> _To do_: Please find all lines in the data that hold the string "whishi" and copy them.

> _Material provided_:

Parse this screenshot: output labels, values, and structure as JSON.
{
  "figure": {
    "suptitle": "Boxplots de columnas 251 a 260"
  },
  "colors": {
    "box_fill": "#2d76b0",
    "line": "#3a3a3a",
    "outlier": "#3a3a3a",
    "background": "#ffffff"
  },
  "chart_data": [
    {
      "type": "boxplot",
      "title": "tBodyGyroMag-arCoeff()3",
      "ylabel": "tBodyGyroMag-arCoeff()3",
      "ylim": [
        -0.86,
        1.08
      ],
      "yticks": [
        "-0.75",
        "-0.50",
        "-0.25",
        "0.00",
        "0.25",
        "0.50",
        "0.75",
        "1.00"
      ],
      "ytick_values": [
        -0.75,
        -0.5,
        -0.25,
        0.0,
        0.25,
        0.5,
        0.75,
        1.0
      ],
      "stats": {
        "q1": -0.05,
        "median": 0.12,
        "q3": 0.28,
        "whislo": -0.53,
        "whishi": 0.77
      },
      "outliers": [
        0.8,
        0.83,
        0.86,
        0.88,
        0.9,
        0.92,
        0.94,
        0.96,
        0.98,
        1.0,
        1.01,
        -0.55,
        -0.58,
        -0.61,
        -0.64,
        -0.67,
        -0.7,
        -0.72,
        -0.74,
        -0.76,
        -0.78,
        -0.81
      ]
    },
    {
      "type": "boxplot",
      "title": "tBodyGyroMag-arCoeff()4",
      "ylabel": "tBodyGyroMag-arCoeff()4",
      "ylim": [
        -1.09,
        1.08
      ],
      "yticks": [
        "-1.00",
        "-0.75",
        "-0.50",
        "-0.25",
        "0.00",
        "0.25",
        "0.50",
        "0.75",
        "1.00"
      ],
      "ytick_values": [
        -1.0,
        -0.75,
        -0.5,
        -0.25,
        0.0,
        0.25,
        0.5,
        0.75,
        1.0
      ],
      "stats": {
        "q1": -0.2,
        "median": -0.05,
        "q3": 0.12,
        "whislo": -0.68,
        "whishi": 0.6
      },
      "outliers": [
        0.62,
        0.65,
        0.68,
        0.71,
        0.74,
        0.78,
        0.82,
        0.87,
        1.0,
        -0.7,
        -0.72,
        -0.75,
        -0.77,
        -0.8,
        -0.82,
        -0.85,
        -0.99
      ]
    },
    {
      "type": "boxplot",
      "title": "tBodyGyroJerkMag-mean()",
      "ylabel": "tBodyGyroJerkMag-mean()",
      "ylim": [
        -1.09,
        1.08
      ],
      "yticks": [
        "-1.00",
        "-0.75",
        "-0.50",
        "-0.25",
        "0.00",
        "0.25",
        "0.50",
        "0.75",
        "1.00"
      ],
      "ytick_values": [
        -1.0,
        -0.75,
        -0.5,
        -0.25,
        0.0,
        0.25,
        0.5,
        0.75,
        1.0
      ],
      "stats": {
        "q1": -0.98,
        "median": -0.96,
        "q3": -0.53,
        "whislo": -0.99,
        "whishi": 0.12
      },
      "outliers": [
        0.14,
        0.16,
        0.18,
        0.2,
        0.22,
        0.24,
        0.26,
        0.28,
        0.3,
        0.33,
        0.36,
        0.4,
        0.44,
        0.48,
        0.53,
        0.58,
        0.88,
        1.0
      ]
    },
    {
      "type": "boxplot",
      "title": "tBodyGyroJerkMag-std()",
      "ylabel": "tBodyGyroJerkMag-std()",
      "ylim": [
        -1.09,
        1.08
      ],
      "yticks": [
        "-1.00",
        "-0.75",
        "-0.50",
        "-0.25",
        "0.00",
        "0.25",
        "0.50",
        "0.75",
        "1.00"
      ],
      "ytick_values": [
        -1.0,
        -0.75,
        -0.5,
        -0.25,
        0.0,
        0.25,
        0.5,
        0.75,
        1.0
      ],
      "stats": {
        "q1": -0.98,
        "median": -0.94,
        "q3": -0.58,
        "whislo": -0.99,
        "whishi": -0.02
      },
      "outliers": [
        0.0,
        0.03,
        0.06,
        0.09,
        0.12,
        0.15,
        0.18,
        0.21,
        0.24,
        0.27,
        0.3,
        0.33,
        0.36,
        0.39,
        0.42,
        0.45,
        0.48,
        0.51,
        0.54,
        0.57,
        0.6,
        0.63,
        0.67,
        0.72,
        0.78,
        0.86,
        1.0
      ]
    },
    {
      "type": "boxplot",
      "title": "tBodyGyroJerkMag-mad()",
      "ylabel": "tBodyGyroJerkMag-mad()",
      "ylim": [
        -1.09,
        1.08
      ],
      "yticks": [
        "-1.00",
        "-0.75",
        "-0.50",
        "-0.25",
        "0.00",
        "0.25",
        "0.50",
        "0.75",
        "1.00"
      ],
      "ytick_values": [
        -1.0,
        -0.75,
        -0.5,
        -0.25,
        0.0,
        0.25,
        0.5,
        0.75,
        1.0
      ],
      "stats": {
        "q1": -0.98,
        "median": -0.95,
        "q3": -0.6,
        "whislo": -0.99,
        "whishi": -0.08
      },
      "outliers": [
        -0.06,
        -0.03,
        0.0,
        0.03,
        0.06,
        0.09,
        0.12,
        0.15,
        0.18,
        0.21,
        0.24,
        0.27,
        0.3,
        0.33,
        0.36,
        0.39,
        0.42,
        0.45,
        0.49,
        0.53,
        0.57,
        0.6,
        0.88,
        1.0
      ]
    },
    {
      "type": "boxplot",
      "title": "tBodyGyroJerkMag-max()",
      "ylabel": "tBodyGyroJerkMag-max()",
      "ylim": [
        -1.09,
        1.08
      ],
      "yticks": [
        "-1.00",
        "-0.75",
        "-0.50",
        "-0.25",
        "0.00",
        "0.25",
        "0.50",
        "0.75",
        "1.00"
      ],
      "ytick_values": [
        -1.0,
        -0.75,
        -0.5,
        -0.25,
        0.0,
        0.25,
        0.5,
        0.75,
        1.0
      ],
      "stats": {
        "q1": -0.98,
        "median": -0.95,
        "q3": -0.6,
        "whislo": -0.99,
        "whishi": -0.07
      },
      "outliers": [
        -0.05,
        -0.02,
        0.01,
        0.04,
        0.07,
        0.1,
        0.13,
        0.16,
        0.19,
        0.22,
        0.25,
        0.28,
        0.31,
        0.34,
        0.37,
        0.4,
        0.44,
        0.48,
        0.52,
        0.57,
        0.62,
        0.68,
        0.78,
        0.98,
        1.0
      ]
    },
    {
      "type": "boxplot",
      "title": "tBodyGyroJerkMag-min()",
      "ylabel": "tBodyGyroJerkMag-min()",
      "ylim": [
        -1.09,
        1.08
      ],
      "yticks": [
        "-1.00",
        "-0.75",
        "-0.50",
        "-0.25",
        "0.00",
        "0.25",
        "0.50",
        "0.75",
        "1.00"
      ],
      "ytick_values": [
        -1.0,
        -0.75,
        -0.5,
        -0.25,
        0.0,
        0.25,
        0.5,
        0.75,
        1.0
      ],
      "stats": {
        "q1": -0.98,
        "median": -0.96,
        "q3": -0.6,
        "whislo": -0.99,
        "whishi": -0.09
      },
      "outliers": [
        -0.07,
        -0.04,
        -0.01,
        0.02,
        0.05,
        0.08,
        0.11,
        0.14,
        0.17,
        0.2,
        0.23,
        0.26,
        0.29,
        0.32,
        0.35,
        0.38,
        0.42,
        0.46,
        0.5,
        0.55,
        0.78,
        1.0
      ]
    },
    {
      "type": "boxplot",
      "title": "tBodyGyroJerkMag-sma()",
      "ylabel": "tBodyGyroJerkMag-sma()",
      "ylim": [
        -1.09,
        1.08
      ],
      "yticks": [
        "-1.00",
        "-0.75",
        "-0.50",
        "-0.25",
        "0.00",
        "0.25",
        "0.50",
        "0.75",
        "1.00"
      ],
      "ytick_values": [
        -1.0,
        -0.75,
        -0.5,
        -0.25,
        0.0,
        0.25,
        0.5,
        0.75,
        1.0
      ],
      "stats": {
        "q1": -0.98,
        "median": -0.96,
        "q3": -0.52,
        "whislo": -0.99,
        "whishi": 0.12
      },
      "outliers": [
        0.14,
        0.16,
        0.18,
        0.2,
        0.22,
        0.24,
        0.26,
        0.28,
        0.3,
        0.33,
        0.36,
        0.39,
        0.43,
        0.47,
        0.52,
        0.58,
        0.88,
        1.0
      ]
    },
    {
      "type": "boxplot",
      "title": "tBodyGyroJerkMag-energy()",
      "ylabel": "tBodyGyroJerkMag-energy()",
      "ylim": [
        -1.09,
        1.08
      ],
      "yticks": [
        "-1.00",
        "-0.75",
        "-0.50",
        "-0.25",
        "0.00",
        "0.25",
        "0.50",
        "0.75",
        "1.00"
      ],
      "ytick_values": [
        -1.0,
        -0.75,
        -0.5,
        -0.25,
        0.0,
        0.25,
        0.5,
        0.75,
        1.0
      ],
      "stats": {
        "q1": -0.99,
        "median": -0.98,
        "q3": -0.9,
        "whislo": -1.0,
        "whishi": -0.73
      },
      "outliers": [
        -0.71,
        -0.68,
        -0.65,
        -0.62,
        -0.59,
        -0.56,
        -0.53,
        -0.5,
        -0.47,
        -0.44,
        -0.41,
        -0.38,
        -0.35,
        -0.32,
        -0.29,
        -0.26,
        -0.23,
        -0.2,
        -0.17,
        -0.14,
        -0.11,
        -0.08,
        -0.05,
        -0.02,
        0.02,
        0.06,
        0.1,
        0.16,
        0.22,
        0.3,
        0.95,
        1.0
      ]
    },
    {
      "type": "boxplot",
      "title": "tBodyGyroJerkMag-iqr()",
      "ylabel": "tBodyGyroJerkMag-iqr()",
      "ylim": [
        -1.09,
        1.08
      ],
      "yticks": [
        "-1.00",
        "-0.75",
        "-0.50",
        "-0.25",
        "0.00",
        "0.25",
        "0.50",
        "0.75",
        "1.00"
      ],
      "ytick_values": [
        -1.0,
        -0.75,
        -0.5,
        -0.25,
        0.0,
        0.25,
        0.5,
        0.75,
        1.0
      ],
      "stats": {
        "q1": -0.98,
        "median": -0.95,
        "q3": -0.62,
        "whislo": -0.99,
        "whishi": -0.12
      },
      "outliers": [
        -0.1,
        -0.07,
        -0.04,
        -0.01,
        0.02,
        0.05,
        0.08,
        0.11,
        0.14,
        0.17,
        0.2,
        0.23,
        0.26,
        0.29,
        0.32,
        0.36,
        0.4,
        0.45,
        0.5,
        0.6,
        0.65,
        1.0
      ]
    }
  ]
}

> _Exercise answer_:
        "whishi": 0.77
        "whishi": 0.6
        "whishi": 0.12
        "whishi": -0.02
        "whishi": -0.08
        "whishi": -0.07
        "whishi": -0.09
        "whishi": 0.12
        "whishi": -0.73
        "whishi": -0.12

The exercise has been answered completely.